» STATED PROBLEM:
Using the listing below, select the lines with the word "Merete" and copy them.

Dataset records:
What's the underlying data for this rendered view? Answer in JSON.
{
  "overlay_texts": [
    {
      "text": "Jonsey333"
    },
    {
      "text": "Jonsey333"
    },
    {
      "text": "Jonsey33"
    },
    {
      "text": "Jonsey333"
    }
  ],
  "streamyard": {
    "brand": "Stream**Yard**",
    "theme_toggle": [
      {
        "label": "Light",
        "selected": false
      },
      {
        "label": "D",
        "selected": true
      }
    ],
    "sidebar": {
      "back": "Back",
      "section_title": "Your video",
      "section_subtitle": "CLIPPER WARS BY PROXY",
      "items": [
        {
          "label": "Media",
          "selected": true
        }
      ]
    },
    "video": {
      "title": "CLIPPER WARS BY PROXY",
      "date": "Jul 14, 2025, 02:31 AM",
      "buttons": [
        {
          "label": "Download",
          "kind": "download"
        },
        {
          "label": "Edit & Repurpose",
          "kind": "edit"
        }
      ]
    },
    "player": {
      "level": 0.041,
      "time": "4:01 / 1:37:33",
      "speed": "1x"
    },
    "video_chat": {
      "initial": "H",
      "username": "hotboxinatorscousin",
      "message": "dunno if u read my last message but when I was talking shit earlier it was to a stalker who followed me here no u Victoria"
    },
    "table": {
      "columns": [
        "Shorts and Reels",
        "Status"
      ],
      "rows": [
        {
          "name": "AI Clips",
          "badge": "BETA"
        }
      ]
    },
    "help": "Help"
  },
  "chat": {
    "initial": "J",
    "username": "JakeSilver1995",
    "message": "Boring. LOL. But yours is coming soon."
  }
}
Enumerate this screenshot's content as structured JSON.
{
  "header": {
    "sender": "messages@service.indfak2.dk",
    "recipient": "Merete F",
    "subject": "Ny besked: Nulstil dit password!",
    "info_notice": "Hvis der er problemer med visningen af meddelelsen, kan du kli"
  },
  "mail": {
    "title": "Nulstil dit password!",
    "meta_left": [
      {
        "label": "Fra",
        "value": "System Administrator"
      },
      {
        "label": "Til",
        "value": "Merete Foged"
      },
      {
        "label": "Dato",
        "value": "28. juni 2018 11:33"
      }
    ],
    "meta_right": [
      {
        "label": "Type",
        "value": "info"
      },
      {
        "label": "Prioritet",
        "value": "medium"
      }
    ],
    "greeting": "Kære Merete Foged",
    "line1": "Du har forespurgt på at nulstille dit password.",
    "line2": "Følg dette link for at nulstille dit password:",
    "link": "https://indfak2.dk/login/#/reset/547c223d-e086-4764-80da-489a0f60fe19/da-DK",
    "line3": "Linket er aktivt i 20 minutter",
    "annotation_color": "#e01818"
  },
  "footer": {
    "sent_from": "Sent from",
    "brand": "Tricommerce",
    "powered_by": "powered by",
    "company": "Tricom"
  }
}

» TASK RESPONSE:
    "recipient": "Merete F",
        "value": "Merete Foged"
    "greeting": "Kære Merete Foged",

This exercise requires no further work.